▸ **The request**:
Copy whichever lines contain the string "Observatory".

+ + + + + + +

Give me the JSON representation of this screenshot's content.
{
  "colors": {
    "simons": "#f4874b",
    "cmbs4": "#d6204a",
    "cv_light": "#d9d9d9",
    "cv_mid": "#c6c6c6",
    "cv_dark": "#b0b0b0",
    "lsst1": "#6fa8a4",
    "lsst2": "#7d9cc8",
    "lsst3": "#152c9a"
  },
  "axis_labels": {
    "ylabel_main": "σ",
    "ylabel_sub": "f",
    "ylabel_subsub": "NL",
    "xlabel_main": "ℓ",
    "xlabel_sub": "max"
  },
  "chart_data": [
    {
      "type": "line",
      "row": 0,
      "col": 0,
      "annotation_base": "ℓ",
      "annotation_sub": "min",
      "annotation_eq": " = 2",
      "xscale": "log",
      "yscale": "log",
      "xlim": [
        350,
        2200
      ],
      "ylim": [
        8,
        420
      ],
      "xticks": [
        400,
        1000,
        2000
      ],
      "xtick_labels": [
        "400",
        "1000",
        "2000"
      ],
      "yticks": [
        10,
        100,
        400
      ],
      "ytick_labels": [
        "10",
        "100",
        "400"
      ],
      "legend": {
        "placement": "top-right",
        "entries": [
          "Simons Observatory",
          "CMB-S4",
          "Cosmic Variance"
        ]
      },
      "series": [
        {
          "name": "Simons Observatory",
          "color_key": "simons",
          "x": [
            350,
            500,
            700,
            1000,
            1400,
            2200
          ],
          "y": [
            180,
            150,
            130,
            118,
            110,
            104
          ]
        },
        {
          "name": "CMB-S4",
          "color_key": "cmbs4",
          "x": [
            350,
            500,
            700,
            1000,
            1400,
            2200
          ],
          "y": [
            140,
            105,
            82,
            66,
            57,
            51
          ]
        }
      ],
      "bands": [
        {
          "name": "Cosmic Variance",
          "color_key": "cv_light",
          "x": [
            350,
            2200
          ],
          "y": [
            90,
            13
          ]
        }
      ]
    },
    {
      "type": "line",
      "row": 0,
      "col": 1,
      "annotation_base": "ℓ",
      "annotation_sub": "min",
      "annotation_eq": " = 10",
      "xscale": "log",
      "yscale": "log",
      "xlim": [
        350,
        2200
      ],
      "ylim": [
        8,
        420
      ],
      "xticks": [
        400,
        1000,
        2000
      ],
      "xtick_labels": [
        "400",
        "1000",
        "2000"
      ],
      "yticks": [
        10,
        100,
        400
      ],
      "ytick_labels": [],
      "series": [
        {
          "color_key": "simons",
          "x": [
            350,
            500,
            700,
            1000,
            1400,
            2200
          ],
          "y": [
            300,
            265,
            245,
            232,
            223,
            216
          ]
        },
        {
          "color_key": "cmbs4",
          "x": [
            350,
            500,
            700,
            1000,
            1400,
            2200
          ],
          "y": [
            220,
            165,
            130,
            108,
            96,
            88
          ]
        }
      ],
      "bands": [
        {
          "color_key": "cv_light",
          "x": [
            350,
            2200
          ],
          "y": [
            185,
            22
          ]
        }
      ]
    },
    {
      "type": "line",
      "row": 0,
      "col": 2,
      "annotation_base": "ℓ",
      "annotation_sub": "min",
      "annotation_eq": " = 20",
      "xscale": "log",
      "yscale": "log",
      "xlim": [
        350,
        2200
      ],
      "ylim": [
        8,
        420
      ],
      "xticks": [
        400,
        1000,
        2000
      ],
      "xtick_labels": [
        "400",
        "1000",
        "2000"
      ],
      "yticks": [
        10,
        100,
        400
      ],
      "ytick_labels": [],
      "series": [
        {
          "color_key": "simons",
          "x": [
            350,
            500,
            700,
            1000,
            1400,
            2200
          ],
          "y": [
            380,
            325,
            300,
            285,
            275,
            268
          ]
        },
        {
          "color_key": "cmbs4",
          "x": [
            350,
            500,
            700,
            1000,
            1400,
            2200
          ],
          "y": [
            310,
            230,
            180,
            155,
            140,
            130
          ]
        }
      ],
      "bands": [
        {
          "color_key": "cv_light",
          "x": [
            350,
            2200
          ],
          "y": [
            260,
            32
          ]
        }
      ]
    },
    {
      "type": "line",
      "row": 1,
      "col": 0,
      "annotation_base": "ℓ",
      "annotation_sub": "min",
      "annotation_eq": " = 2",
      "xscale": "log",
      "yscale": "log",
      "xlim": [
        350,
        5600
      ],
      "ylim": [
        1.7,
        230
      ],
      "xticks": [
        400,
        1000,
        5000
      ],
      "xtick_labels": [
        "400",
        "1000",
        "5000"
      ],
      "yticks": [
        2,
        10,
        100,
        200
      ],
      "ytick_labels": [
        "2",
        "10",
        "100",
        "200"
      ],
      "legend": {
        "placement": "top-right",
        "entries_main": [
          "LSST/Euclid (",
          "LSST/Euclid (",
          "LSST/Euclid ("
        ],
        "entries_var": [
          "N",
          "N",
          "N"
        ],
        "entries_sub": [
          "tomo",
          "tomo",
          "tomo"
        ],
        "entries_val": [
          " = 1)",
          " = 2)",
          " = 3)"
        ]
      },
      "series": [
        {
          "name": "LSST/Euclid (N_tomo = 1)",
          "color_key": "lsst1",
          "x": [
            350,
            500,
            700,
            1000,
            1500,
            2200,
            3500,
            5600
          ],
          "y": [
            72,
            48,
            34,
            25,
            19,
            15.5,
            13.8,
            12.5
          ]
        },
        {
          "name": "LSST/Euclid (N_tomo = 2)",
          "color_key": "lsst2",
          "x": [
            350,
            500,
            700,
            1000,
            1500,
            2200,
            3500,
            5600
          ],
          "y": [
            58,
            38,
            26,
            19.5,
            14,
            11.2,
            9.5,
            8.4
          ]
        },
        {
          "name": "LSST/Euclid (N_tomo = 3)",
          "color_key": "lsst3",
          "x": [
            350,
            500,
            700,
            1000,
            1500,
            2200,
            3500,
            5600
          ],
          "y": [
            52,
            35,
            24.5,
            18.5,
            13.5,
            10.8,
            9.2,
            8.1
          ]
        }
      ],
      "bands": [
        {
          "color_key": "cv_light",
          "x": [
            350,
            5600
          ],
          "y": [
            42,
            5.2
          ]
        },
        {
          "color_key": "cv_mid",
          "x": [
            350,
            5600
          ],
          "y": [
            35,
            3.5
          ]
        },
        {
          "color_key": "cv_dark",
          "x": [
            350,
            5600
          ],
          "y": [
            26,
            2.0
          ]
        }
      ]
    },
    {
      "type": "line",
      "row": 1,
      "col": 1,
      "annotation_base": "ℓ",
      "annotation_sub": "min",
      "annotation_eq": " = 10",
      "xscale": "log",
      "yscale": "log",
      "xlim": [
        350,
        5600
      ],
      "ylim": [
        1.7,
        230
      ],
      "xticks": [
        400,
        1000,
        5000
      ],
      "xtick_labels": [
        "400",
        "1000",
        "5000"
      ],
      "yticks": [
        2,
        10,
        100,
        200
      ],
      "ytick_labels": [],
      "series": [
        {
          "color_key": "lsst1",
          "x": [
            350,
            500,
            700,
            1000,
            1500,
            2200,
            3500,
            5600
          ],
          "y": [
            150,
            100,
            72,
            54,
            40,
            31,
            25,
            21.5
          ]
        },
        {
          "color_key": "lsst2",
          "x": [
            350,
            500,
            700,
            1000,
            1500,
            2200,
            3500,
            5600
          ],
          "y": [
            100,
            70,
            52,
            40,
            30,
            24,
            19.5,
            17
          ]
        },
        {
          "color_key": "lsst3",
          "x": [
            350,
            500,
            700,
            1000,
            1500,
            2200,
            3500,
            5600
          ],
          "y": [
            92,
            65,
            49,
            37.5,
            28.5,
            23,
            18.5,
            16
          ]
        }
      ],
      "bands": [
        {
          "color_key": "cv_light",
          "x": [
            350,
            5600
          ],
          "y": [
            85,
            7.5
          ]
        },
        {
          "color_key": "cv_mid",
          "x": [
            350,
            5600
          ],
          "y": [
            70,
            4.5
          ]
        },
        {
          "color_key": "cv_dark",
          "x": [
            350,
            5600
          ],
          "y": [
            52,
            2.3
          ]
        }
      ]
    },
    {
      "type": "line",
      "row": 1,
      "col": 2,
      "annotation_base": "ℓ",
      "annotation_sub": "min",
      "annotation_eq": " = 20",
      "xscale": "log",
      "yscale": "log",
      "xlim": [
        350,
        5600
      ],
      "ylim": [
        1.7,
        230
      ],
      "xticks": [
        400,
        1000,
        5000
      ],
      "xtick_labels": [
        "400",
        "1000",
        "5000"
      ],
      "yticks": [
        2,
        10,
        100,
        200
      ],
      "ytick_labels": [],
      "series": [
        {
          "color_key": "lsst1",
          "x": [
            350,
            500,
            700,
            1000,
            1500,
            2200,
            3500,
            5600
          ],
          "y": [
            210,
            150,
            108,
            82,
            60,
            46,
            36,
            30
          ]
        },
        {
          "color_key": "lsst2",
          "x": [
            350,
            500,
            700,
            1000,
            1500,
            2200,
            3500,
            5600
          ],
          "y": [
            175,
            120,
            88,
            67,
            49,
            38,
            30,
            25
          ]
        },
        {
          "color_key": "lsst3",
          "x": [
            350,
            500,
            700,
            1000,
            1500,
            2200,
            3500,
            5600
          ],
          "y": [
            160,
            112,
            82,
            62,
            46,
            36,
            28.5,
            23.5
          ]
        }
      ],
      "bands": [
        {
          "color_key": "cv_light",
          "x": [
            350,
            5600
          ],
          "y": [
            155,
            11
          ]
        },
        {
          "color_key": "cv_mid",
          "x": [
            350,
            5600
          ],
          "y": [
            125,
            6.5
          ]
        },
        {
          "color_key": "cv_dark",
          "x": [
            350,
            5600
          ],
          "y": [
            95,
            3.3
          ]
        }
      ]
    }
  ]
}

+ + + + + + +

▸ **Problem solution**:
          "Simons Observatory",
          "name": "Simons Observatory",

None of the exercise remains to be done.